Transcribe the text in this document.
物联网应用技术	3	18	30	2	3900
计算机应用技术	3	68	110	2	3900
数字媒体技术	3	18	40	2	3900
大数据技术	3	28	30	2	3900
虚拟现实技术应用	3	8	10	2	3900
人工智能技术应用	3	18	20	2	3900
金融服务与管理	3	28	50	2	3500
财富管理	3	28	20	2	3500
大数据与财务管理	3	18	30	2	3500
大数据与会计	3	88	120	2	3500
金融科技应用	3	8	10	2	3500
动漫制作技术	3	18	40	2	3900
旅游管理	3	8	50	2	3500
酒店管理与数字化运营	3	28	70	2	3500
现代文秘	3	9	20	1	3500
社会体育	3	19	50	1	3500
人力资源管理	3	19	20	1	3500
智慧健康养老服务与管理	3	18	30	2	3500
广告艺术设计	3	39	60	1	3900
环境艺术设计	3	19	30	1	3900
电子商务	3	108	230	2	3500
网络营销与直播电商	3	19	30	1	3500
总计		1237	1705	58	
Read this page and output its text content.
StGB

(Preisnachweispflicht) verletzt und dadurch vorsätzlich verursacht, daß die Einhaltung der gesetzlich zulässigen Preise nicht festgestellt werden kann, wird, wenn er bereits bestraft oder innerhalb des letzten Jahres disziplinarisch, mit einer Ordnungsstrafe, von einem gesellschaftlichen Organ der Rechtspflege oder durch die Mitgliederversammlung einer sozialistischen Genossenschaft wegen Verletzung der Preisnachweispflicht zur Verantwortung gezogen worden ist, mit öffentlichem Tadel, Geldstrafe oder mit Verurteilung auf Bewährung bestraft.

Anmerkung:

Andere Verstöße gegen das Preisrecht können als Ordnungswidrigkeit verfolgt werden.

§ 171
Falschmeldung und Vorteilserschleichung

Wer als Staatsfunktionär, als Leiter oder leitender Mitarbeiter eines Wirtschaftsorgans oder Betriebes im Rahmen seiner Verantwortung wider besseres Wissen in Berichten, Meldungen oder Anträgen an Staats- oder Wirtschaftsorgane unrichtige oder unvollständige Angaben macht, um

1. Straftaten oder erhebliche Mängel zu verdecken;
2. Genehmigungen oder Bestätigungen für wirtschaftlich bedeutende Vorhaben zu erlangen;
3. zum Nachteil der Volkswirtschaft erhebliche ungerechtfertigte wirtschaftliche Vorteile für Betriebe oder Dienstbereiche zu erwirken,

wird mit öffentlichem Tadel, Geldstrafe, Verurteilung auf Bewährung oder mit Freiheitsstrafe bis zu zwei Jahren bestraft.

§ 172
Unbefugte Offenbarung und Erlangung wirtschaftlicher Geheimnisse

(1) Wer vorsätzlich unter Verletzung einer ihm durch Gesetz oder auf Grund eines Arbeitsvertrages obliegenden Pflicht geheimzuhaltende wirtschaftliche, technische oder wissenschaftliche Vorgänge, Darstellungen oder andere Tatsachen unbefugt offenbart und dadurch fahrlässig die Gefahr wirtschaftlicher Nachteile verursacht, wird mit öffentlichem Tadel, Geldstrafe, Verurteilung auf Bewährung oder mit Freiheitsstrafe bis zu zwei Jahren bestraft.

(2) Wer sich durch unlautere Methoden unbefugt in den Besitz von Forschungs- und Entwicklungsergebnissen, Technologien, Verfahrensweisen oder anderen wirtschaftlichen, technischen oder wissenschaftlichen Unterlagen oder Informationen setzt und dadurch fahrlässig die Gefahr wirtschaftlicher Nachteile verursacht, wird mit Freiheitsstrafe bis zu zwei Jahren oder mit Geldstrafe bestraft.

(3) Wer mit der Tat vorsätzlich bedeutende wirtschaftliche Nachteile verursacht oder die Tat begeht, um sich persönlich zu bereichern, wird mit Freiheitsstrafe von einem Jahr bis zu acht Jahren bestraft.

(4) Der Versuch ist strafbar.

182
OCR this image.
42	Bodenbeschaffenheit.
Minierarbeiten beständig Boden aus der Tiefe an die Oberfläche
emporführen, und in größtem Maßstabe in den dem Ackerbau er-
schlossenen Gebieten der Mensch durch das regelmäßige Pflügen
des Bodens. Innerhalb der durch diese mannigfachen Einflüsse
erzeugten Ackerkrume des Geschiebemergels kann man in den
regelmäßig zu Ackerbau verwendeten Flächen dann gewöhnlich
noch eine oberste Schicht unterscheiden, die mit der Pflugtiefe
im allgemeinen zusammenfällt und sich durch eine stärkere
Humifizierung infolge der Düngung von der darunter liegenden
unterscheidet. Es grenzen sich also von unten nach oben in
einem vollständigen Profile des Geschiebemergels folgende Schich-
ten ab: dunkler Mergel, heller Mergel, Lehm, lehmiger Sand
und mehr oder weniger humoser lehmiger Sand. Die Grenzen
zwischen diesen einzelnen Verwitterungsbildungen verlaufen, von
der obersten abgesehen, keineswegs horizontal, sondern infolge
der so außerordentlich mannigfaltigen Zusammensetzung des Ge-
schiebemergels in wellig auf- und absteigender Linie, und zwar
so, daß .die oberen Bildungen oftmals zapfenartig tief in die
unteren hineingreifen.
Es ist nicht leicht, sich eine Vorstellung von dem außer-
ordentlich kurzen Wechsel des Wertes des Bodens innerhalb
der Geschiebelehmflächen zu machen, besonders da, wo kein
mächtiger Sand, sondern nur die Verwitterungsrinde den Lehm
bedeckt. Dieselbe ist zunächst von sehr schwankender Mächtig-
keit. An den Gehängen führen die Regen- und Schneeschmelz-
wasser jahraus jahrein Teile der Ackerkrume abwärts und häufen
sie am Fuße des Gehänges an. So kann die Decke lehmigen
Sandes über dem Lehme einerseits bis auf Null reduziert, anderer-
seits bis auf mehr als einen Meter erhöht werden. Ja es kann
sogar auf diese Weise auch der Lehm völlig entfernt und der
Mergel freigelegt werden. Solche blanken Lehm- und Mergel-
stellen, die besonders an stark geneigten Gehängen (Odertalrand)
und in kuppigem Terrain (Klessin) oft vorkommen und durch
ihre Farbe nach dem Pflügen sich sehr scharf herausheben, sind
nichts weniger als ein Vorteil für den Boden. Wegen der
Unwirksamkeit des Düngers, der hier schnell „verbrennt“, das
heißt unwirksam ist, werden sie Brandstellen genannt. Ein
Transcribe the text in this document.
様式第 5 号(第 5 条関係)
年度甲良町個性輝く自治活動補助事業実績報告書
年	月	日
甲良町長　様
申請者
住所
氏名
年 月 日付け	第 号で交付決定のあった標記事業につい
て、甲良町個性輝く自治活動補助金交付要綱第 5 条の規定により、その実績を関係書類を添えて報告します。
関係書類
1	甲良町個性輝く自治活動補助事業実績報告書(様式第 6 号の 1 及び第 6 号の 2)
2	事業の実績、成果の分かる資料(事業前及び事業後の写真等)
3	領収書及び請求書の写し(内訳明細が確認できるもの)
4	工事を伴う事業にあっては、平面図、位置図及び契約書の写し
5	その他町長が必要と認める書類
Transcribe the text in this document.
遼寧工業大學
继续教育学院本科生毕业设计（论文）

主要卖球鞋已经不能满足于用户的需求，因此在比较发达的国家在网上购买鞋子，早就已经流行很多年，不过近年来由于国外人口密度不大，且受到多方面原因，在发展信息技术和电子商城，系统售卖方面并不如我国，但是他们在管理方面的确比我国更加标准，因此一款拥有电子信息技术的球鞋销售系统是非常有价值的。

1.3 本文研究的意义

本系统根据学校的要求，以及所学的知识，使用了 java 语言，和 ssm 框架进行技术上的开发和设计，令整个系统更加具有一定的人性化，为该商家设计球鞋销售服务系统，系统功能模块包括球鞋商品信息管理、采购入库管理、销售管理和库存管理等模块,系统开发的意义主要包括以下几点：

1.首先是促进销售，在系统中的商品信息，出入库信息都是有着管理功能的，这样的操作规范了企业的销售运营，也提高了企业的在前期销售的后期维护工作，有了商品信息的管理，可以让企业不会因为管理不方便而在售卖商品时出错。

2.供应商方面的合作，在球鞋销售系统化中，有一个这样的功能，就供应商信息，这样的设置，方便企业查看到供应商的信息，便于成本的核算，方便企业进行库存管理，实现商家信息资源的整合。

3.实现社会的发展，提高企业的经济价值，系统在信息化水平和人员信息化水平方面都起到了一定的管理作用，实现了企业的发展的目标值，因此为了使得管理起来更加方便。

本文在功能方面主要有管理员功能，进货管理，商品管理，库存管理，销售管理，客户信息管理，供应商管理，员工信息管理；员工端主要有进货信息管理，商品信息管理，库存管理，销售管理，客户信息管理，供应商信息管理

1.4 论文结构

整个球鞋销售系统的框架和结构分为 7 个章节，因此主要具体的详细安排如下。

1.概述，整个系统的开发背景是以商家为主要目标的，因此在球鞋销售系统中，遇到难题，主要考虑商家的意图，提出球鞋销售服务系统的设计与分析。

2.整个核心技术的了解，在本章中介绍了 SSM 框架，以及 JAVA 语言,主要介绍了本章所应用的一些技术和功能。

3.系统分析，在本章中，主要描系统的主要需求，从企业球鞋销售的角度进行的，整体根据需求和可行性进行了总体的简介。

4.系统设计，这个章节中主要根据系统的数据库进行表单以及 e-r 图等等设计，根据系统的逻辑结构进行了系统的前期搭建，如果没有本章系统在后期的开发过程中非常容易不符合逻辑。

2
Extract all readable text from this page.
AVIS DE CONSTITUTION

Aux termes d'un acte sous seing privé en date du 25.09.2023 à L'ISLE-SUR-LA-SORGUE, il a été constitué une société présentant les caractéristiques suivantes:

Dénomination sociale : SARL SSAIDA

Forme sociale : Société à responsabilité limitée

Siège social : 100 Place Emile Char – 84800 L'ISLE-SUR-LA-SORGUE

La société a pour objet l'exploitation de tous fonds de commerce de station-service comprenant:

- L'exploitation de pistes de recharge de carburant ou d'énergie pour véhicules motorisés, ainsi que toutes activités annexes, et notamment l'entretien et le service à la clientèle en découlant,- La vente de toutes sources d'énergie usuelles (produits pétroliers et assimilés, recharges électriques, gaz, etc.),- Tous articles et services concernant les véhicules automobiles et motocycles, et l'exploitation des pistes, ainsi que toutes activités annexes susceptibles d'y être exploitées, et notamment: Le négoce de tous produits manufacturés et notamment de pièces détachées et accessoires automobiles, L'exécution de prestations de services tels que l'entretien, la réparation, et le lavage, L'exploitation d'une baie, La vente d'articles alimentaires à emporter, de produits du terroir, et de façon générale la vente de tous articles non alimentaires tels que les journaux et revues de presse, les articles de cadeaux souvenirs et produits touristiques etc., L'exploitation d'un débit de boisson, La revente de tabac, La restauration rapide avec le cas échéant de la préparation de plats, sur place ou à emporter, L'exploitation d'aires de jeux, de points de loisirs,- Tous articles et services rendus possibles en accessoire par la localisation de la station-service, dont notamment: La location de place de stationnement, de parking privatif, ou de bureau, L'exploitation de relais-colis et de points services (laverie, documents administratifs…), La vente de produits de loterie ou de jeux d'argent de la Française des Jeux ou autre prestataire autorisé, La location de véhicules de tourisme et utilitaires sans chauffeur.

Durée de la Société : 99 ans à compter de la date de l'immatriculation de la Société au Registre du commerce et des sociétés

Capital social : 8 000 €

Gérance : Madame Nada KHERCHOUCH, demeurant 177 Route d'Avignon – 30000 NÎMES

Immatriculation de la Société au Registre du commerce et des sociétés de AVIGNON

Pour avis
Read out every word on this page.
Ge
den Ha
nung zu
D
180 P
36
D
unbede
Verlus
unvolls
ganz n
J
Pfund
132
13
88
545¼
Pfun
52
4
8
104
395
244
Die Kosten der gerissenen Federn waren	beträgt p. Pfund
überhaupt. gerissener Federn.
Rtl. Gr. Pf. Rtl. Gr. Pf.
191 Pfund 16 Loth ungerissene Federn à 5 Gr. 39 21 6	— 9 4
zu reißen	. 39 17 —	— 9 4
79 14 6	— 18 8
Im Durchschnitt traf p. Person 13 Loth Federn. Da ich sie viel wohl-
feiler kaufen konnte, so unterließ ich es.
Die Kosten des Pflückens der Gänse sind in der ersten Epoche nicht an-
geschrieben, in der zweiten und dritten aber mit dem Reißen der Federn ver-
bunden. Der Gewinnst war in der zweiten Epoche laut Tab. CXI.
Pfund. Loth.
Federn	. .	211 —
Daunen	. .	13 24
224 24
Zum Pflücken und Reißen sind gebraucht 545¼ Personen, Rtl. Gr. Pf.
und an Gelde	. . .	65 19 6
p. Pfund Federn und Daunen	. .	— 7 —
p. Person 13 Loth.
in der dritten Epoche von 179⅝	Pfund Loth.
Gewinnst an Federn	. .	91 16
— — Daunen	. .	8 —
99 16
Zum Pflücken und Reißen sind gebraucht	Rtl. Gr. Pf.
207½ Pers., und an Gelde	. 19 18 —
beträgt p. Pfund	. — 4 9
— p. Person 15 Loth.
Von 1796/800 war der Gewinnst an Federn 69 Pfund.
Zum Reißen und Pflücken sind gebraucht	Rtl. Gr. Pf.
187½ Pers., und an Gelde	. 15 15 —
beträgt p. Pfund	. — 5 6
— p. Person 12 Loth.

PROBLEM: Go through the material above and count the lines that contain "this"; give that number alone.

OUTPUT OF THE TASK: 7